**MATERIAL PROVIDED**
====
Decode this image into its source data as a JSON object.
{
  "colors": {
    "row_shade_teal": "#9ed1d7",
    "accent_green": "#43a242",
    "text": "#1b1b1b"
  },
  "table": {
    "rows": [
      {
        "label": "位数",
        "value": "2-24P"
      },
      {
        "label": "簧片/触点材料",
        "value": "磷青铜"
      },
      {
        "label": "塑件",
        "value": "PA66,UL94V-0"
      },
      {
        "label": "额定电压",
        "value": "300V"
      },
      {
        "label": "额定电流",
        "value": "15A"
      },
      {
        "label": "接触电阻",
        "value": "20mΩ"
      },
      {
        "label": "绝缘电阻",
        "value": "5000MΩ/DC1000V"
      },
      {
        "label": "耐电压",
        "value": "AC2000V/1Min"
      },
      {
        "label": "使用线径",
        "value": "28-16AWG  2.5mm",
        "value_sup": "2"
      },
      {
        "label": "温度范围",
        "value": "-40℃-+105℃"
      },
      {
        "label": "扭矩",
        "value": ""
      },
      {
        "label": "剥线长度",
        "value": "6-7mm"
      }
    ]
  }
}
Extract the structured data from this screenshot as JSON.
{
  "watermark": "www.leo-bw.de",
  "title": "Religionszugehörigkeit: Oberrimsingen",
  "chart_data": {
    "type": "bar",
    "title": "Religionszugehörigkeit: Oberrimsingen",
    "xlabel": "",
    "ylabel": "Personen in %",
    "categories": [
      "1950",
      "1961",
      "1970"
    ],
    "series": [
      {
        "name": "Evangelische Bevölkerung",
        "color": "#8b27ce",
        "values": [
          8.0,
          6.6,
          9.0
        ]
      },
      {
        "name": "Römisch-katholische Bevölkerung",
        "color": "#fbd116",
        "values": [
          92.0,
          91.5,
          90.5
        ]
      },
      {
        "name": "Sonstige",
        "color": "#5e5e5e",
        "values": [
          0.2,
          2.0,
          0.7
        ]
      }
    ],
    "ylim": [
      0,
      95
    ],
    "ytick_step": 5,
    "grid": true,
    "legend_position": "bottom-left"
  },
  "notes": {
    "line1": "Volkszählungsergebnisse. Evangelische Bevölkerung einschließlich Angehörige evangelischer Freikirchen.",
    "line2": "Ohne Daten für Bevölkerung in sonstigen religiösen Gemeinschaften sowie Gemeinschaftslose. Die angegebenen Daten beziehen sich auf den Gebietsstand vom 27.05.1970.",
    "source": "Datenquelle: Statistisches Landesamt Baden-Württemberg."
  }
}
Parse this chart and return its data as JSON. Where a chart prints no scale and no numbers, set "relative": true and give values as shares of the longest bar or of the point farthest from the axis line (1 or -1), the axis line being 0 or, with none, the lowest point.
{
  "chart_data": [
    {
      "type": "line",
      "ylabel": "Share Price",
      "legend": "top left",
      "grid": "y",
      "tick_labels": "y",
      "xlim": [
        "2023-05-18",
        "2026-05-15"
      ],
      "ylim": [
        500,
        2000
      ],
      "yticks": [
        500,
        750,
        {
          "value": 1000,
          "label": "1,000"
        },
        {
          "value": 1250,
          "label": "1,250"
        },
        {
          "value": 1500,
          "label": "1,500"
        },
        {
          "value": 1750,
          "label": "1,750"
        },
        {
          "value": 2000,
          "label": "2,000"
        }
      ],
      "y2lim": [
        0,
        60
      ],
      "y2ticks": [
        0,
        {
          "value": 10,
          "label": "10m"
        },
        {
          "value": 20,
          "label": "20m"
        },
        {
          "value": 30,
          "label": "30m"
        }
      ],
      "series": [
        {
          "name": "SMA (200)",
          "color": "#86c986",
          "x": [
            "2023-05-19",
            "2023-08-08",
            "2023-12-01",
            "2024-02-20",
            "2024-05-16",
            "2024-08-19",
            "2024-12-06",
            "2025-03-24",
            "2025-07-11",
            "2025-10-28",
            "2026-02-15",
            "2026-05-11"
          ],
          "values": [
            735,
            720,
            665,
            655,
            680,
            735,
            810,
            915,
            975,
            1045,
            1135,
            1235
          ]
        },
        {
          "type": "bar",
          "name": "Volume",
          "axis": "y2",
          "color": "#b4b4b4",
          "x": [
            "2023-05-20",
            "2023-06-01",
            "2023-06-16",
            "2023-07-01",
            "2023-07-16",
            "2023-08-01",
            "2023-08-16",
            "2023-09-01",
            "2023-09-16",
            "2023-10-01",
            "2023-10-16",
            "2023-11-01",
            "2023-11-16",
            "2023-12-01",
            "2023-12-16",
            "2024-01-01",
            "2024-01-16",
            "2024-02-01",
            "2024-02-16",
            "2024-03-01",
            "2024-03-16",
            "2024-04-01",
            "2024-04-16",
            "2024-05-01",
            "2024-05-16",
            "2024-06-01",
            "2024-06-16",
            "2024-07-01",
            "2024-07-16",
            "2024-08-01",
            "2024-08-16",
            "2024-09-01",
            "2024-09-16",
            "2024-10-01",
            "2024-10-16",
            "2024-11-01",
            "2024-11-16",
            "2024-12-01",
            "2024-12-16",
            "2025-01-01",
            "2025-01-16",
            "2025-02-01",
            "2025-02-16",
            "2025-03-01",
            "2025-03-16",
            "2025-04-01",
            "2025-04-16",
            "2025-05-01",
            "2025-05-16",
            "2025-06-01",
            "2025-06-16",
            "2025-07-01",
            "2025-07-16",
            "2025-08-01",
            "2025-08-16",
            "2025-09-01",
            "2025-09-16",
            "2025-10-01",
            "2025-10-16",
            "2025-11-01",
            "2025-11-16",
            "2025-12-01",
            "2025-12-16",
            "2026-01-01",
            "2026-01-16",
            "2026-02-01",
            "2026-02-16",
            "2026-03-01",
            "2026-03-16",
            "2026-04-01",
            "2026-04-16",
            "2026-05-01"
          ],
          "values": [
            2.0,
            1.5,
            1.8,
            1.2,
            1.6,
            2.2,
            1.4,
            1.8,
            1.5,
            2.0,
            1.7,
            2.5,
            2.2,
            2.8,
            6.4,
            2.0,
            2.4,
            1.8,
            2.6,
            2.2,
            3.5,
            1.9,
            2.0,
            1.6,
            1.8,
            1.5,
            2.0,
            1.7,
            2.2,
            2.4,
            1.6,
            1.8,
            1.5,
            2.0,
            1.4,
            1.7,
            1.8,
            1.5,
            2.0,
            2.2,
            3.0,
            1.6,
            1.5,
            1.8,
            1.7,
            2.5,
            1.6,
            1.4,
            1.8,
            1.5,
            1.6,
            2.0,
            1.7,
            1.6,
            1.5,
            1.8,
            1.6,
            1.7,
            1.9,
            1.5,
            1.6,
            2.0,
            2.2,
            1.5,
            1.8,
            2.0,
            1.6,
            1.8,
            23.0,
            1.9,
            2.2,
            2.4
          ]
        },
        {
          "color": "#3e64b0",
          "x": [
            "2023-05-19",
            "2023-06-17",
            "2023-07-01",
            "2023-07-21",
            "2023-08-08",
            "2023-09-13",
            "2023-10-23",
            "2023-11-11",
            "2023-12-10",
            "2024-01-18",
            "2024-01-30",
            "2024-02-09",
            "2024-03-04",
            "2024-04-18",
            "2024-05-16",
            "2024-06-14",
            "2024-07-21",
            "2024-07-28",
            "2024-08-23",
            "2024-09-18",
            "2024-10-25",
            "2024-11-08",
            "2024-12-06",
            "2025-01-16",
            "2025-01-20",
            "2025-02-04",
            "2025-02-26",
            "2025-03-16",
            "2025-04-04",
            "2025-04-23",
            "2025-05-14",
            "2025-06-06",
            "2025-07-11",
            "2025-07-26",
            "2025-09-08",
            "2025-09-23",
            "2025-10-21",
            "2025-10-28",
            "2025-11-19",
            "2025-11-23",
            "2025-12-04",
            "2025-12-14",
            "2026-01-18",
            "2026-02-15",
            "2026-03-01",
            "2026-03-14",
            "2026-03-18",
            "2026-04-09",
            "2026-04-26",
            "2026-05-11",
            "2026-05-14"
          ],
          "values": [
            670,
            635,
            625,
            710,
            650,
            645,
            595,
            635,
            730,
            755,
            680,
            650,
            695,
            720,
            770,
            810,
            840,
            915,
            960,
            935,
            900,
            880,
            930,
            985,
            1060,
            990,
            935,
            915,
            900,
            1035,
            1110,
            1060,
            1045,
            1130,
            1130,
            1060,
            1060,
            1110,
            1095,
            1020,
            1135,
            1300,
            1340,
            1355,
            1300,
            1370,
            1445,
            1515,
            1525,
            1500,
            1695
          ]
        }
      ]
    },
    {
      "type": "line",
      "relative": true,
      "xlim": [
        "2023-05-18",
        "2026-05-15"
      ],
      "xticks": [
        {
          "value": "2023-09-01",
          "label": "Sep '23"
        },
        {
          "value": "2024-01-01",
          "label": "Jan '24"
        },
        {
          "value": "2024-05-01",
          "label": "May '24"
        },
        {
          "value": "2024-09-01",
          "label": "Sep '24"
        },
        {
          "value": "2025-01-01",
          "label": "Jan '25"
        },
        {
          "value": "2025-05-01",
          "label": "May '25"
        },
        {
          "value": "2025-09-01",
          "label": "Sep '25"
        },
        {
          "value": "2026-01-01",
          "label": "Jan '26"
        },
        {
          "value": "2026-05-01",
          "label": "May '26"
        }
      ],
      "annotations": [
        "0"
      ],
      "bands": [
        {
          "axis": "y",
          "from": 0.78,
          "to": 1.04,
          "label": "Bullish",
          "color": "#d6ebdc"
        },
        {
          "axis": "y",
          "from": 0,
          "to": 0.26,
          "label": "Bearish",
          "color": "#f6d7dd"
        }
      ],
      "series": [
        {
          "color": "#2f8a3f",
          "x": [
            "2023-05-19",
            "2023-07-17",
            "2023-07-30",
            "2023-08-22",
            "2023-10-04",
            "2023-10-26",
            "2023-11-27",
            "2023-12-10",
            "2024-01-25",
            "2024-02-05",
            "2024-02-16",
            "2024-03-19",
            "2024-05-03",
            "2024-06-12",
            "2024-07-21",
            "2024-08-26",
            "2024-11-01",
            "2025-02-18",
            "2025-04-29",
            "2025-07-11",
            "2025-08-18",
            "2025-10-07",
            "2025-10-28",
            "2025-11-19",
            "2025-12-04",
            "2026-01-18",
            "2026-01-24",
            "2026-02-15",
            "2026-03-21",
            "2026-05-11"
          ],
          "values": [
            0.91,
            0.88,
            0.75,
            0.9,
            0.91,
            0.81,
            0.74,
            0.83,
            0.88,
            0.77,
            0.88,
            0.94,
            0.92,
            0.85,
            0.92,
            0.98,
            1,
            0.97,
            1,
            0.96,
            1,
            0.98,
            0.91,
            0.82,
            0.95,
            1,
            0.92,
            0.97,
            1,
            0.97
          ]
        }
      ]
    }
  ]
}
====
**TASK**
Return every line from the records above that holds the word "true".

**ANSWER TO THE TASK**
    "grid": true,
Parse this chart and return its data as JSON. Where a chart prints no scale and no numbers, set "relative": true and give values as shares of the longest bar or of the point farthest from the axis line (1 or -1), the axis line being 0 or, with none, the lowest point.
      "relative": true,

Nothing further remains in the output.